Work required:
Select from the records below every line that has the word "Corrected" in it.
— BEGIN Listed entries —
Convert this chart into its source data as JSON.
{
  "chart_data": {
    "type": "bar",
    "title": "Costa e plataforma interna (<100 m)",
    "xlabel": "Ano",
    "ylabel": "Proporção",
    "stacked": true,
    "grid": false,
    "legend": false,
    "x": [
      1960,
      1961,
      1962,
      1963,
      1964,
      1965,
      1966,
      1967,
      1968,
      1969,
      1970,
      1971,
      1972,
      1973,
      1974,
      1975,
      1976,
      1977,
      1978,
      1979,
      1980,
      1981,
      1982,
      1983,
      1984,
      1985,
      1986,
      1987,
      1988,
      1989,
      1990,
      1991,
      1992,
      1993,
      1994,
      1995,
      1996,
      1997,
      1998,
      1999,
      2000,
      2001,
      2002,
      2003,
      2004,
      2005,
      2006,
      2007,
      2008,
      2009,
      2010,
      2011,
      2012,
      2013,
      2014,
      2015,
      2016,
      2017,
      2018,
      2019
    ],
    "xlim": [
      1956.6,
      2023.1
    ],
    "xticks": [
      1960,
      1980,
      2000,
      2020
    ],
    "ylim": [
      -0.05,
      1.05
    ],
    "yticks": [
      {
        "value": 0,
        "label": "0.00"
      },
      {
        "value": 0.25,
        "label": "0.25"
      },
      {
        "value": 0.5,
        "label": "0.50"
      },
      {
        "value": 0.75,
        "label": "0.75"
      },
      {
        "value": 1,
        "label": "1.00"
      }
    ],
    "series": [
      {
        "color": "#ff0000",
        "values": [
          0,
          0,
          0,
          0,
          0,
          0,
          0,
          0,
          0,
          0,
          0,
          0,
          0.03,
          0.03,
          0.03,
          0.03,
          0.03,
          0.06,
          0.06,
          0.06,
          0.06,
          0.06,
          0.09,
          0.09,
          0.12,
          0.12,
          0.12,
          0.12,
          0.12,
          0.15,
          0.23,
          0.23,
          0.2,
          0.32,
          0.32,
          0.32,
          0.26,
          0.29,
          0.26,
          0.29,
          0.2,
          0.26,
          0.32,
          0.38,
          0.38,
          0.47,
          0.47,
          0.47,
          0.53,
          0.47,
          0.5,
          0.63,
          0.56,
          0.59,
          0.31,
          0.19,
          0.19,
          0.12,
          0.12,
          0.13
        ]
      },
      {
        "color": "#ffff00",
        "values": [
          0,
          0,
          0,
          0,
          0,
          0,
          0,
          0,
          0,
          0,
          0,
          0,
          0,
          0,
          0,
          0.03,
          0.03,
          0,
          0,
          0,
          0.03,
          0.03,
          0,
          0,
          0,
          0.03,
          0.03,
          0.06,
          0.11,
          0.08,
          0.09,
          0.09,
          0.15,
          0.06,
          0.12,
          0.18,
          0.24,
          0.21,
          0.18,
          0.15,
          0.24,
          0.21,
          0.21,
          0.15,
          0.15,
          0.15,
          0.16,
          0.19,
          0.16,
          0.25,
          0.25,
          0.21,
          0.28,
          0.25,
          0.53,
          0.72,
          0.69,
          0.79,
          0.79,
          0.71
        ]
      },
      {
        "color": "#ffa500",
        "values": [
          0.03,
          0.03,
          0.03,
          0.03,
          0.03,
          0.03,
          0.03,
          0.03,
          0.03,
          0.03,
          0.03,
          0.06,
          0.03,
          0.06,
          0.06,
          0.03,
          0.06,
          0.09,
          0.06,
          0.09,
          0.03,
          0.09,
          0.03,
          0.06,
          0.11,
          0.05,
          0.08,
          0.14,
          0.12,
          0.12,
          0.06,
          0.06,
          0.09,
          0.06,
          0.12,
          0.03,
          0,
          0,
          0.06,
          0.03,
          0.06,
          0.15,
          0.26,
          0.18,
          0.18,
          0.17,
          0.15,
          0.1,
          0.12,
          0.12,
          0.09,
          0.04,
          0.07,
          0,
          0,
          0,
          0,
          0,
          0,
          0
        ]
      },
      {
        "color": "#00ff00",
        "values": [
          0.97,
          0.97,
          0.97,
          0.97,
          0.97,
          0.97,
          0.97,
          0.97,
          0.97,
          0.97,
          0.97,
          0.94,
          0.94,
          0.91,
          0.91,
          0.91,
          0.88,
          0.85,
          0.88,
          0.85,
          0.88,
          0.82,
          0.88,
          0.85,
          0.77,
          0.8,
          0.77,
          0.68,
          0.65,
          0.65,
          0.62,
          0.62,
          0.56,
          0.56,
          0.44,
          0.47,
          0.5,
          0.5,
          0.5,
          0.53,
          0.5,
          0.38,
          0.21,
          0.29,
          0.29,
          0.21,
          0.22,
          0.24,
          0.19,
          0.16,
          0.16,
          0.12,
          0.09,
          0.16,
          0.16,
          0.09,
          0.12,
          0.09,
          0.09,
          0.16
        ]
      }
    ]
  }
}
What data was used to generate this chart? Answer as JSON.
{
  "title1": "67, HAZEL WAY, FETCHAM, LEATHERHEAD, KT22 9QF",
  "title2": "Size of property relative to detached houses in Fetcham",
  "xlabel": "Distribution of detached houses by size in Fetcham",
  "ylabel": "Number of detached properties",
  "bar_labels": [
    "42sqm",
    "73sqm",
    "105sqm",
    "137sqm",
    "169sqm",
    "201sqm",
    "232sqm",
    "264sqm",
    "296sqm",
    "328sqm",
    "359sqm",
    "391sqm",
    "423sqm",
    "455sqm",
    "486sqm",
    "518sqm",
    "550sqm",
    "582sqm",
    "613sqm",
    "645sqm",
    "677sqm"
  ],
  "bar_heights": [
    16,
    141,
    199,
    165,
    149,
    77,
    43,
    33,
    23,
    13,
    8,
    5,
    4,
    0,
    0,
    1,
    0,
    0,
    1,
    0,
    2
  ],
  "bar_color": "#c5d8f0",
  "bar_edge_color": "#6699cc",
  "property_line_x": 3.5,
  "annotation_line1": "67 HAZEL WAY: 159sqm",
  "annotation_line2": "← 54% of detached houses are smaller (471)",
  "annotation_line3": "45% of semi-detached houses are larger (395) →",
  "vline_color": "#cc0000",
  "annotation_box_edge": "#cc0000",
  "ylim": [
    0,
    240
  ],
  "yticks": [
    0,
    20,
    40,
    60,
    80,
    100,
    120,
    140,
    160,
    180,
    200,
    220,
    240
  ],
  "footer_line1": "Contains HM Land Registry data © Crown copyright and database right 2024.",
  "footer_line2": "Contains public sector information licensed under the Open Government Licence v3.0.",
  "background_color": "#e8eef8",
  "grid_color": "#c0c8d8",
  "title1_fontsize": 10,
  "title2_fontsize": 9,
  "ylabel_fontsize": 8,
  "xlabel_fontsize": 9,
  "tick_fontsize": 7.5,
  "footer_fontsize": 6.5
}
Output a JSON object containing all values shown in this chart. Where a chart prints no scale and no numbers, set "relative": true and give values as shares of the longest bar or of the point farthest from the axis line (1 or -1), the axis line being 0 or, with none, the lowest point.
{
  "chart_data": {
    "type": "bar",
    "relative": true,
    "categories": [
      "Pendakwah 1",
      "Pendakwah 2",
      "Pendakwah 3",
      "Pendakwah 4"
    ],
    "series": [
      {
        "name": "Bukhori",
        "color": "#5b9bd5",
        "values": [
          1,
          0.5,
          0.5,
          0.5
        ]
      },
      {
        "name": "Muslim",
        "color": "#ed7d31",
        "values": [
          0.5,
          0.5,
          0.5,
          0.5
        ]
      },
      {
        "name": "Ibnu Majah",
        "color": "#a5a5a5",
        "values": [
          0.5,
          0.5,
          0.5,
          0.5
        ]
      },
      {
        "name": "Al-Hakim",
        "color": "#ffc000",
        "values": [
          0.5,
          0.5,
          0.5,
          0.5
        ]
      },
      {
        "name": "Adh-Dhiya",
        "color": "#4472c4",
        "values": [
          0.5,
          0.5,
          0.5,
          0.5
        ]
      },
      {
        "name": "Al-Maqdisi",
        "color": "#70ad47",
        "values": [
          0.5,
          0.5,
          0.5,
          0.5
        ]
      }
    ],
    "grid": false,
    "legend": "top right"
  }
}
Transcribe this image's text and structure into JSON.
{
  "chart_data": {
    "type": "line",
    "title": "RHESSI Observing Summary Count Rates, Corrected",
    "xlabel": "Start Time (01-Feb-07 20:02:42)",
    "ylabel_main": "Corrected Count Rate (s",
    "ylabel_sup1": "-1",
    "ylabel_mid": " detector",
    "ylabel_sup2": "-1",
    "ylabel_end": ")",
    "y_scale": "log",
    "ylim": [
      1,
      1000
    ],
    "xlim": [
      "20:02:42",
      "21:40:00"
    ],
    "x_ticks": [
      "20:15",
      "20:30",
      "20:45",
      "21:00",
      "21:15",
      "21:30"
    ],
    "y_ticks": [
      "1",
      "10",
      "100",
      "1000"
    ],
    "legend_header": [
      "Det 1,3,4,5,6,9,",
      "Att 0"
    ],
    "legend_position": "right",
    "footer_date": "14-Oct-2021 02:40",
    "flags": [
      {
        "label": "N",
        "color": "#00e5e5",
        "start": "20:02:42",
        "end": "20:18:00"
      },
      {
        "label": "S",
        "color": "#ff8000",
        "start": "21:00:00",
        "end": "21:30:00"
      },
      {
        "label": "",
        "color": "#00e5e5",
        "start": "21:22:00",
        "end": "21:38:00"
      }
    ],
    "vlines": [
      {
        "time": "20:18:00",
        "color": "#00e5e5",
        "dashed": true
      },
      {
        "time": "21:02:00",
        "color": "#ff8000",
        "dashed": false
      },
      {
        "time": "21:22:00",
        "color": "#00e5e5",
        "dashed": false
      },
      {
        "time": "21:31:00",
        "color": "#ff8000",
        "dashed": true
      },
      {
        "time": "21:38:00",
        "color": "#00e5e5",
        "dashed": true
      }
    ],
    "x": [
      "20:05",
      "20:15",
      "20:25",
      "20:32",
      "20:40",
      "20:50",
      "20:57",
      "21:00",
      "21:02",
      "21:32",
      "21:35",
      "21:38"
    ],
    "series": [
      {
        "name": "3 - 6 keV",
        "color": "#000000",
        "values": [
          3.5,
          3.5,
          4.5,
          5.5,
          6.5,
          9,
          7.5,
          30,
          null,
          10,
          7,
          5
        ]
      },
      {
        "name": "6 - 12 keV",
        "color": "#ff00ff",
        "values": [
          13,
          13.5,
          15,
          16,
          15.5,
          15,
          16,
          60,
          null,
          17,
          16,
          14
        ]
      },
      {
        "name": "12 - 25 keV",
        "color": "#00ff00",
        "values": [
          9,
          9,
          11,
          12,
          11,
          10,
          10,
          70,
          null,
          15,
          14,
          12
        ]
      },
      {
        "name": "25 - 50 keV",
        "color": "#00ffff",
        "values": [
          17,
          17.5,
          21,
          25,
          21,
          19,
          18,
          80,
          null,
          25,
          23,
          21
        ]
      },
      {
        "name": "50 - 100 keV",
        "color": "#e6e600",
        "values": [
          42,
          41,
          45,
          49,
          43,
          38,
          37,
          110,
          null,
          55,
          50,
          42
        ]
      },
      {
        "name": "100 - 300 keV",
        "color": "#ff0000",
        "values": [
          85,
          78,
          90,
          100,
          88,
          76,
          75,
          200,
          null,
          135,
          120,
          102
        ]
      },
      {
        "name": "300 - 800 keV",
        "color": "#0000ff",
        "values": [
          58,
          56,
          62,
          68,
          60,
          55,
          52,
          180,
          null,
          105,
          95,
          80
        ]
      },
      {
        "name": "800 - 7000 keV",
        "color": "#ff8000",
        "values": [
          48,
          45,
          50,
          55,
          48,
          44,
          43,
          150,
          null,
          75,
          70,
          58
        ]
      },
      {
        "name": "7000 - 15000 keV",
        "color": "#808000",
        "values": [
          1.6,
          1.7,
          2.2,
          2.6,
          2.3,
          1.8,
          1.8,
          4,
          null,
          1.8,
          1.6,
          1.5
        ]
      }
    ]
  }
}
— END Listed entries —
Complete answer:
    "title": "RHESSI Observing Summary Count Rates, Corrected",
    "ylabel_main": "Corrected Count Rate (s",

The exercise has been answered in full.